→ Task instructions
Below are some records. Count the lines with "dimaksud" in them and give nothing but the total.

-- Input start --

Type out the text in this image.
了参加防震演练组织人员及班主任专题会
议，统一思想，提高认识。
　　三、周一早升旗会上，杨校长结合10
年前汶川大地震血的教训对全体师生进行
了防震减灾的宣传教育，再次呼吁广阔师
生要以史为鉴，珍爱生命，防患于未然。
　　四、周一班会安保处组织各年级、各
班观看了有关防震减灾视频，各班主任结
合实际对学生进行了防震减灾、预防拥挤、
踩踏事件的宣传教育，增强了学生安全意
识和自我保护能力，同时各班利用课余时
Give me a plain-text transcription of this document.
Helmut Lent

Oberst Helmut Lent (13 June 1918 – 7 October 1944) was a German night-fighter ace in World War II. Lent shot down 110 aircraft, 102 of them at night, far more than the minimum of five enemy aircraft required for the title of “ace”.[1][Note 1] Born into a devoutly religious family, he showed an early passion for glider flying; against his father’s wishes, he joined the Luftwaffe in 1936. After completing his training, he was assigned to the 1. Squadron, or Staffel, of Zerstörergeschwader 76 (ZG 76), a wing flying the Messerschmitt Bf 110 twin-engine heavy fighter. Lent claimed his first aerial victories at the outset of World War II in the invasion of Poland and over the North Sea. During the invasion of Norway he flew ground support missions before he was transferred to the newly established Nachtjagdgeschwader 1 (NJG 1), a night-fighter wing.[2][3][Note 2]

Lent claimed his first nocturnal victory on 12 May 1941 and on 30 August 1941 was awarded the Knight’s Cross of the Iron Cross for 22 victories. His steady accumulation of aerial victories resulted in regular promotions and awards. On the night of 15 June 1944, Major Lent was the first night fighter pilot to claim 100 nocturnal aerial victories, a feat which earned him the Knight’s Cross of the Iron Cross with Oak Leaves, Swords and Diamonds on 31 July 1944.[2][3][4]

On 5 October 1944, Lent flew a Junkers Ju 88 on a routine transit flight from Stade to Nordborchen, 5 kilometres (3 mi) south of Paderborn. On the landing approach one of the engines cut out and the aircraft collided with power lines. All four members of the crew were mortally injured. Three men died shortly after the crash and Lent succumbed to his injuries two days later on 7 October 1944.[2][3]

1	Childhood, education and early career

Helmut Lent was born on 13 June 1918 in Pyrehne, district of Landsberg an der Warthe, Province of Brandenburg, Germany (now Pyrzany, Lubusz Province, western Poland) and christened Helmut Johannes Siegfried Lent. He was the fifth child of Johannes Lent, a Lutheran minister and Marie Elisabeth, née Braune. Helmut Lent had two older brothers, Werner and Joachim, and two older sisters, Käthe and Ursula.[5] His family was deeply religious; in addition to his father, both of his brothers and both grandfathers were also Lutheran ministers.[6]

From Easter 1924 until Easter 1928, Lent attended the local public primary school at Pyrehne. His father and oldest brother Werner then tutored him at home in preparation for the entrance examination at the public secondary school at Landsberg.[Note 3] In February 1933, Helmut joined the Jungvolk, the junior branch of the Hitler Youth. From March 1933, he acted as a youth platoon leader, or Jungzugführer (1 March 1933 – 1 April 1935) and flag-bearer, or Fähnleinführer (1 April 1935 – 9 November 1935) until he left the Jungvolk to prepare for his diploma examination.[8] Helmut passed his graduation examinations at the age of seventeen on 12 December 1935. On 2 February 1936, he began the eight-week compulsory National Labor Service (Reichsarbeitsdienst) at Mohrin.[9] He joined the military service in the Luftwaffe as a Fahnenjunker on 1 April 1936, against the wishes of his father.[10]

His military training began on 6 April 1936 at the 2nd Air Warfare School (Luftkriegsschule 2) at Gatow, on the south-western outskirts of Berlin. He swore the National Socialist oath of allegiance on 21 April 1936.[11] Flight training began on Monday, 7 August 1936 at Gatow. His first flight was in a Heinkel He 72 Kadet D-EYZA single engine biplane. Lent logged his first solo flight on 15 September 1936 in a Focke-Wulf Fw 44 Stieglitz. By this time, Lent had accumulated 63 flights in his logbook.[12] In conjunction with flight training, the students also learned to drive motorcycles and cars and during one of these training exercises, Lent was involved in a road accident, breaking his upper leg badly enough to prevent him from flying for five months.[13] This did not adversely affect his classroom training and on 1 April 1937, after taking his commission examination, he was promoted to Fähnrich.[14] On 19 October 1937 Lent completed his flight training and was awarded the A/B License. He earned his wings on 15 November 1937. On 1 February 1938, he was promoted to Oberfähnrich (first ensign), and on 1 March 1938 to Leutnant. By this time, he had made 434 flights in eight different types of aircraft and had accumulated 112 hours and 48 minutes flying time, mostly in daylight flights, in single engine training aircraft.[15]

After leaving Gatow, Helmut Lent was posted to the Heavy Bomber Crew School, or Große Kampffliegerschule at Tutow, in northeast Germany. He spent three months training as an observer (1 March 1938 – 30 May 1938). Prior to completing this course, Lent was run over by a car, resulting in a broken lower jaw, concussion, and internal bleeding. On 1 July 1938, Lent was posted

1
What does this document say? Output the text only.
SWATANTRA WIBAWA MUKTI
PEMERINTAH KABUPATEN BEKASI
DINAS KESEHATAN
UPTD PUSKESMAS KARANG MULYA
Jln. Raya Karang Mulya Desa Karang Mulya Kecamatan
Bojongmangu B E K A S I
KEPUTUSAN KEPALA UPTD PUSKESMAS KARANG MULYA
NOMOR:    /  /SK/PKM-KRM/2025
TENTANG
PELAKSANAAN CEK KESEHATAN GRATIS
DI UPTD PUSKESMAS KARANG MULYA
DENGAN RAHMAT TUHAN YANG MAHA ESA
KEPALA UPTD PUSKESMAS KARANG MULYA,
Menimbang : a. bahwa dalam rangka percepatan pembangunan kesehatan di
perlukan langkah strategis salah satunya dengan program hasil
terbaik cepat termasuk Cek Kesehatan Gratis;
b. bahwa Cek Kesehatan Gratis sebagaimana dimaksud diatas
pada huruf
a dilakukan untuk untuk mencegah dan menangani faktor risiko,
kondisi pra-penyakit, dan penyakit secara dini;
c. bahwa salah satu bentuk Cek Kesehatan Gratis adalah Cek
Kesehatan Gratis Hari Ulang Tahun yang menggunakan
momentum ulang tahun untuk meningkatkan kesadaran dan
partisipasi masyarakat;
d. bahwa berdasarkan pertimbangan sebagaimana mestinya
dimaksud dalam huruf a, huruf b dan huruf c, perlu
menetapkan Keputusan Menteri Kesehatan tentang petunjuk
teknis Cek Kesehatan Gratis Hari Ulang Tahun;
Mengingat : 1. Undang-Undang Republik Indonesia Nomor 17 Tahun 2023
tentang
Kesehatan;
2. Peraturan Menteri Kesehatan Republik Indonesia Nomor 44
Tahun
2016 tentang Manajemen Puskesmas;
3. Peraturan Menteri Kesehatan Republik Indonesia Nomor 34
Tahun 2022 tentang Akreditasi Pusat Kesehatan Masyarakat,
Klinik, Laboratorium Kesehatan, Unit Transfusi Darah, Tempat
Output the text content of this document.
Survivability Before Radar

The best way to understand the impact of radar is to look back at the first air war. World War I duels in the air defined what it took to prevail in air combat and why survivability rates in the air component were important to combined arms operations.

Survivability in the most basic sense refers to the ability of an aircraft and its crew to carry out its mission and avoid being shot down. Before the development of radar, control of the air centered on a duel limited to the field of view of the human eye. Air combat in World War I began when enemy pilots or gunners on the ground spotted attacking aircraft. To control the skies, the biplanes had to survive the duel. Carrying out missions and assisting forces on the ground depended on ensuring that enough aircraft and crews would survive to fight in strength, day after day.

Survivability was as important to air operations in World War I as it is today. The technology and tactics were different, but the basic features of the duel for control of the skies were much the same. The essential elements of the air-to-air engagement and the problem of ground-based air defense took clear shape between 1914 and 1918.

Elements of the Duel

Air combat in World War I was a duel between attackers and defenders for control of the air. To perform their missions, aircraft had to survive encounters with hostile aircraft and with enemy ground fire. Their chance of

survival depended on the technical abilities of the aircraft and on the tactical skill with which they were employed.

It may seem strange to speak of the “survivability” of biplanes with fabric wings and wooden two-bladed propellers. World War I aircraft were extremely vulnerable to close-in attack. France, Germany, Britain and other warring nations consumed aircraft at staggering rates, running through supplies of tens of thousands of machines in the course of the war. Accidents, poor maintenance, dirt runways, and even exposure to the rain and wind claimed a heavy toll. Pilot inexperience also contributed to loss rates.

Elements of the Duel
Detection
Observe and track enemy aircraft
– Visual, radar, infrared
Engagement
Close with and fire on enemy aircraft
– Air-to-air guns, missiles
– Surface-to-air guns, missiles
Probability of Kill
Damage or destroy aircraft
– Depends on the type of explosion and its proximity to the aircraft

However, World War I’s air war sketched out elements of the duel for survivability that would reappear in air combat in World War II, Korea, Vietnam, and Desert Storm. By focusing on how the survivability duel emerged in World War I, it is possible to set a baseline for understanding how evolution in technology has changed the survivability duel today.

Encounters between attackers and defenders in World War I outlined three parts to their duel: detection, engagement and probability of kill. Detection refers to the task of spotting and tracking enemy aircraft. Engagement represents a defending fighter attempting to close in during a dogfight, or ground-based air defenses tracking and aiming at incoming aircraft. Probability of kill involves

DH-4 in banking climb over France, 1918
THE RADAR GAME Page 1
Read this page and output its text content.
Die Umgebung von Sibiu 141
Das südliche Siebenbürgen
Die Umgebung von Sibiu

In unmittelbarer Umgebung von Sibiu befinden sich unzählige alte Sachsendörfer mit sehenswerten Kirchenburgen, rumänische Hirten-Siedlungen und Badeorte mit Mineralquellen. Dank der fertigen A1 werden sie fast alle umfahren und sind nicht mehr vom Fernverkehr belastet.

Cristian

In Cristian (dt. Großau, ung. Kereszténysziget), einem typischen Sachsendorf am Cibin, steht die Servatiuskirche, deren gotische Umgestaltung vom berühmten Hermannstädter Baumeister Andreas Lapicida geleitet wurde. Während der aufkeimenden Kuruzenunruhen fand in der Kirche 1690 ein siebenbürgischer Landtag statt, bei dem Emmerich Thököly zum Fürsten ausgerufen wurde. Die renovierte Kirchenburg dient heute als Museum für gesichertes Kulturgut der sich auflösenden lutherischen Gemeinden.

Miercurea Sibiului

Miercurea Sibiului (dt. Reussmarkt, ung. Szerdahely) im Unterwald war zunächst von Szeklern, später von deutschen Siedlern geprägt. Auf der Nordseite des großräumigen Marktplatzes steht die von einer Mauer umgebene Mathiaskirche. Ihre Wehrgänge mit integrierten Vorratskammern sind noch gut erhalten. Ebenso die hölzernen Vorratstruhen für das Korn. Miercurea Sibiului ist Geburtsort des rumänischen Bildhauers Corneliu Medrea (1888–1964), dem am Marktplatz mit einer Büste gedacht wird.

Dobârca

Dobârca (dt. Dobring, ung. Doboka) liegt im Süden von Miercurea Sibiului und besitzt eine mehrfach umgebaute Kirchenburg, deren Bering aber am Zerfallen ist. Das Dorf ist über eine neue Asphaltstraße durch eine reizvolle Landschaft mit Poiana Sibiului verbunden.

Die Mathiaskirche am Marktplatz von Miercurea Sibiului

-- Input end --

→ Answer to the problem
2